**WHAT YOU NEED TO DO**
Omit the pictures and return every entry exactly as written.

[Start of GIVEN INFORMATION]

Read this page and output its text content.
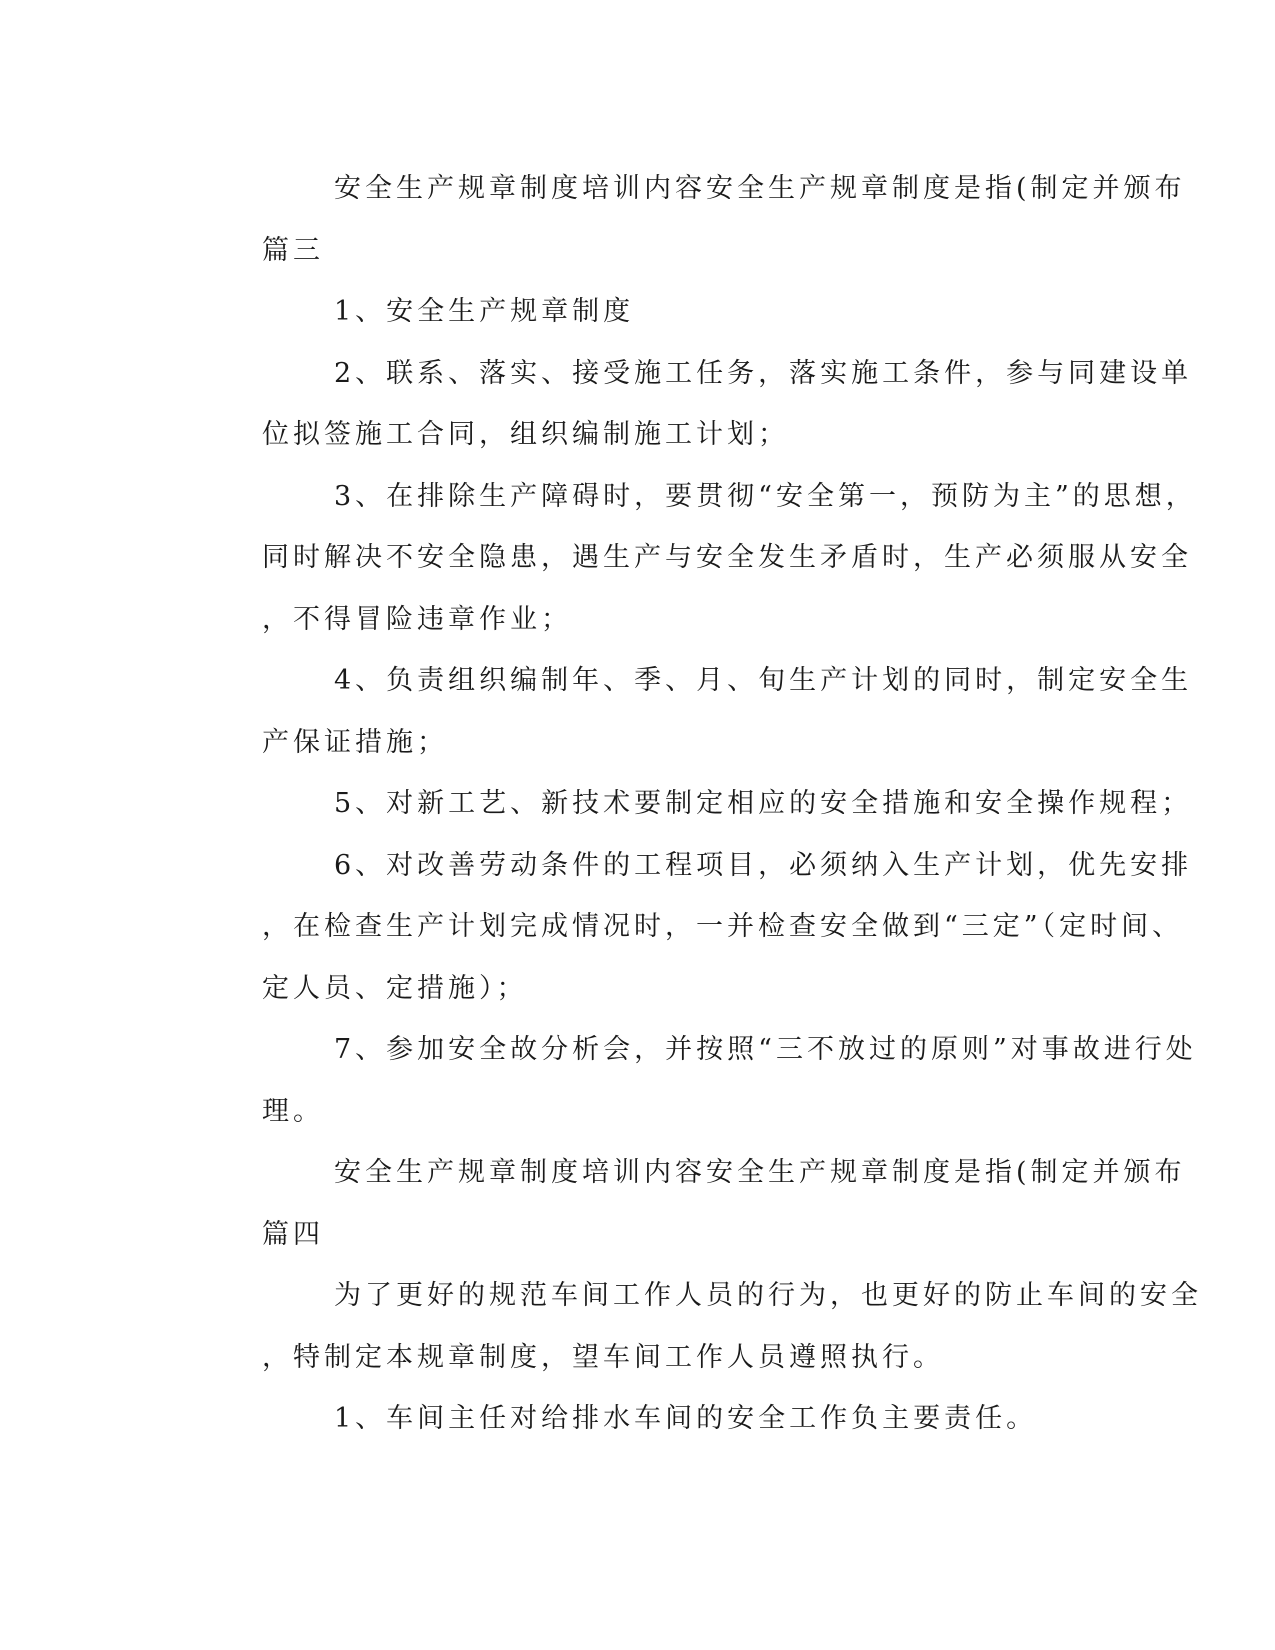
安全生产规章制度培训内容安全生产规章制度是指(制定并颁布
篇三
1、安全生产规章制度
2、联系、落实、接受施工任务，落实施工条件，参与同建设单
位拟签施工合同，组织编制施工计划；
3、在排除生产障碍时，要贯彻“安全第一，预防为主”的思想，
同时解决不安全隐患，遇生产与安全发生矛盾时，生产必须服从安全
，不得冒险违章作业；
4、负责组织编制年、季、月、旬生产计划的同时，制定安全生
产保证措施；
5、对新工艺、新技术要制定相应的安全措施和安全操作规程；
6、对改善劳动条件的工程项目，必须纳入生产计划，优先安排
，在检查生产计划完成情况时，一并检查安全做到“三定”（定时间、
定人员、定措施）；
7、参加安全故分析会，并按照“三不放过的原则”对事故进行处
理。
安全生产规章制度培训内容安全生产规章制度是指(制定并颁布
篇四
为了更好的规范车间工作人员的行为，也更好的防止车间的安全
，特制定本规章制度，望车间工作人员遵照执行。
1、车间主任对给排水车间的安全工作负主要责任。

[End of GIVEN INFORMATION]

**IN RESPONSE**
Read this page and output its text content.
安全生产规章制度培训内容安全生产规章制度是指(制定并颁布
篇三
1、安全生产规章制度
2、联系、落实、接受施工任务，落实施工条件，参与同建设单
位拟签施工合同，组织编制施工计划；
3、在排除生产障碍时，要贯彻“安全第一，预防为主”的思想，
同时解决不安全隐患，遇生产与安全发生矛盾时，生产必须服从安全
，不得冒险违章作业；
4、负责组织编制年、季、月、旬生产计划的同时，制定安全生
产保证措施；
5、对新工艺、新技术要制定相应的安全措施和安全操作规程；
6、对改善劳动条件的工程项目，必须纳入生产计划，优先安排
，在检查生产计划完成情况时，一并检查安全做到“三定”（定时间、
定人员、定措施）；
7、参加安全故分析会，并按照“三不放过的原则”对事故进行处
理。
安全生产规章制度培训内容安全生产规章制度是指(制定并颁布
篇四
为了更好的规范车间工作人员的行为，也更好的防止车间的安全
，特制定本规章制度，望车间工作人员遵照执行。
1、车间主任对给排水车间的安全工作负主要责任。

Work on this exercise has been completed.